Items listed in a dataset

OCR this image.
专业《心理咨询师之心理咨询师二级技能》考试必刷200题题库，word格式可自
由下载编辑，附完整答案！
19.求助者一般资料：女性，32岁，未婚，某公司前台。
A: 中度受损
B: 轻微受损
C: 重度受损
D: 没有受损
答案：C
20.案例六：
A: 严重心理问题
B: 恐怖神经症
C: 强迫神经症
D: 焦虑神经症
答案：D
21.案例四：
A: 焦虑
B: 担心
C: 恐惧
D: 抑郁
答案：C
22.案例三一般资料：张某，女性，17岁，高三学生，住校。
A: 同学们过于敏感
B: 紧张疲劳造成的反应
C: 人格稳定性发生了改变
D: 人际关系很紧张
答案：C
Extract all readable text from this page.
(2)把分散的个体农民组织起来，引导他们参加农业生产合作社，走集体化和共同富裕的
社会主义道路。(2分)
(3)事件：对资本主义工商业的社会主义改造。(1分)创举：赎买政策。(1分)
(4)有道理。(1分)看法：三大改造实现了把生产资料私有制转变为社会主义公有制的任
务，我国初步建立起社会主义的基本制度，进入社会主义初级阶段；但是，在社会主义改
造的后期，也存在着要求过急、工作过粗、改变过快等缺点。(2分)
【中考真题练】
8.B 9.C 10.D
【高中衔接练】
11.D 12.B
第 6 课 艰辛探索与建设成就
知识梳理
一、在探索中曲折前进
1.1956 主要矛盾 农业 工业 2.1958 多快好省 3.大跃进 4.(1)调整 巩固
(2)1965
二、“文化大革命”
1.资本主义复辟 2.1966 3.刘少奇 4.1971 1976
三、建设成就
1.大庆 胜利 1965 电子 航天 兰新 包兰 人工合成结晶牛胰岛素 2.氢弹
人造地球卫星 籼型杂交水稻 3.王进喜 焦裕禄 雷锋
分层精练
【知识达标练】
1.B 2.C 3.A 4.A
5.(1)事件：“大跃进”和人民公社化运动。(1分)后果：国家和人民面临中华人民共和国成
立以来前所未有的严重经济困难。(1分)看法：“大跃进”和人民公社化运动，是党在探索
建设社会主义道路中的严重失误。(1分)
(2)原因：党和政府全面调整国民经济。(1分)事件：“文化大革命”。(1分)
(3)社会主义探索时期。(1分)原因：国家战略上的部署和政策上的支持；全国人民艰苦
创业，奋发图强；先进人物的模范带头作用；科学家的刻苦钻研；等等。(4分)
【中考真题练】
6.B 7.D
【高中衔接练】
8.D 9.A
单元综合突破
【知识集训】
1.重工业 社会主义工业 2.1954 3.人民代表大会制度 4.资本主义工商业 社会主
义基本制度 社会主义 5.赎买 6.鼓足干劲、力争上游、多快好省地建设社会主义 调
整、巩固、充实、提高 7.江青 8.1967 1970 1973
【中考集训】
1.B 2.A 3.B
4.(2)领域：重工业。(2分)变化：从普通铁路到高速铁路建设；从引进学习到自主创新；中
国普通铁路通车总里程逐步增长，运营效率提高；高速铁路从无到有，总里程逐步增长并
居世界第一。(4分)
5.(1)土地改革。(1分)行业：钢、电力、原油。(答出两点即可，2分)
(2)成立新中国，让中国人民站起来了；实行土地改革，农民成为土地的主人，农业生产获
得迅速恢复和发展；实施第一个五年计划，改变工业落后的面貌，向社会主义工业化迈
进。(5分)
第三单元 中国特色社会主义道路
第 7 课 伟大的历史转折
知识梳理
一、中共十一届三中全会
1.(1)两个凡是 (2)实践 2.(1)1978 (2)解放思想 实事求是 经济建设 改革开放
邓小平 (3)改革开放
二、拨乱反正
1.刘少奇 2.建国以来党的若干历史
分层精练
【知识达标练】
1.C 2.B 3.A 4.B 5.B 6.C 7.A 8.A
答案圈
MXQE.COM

Required task ▸ Copy out all lines that carry the word "文化大革命".

Result below ▸
二、“文化大革命”
(2)原因：党和政府全面调整国民经济。(1分)事件：“文化大革命”。(1分)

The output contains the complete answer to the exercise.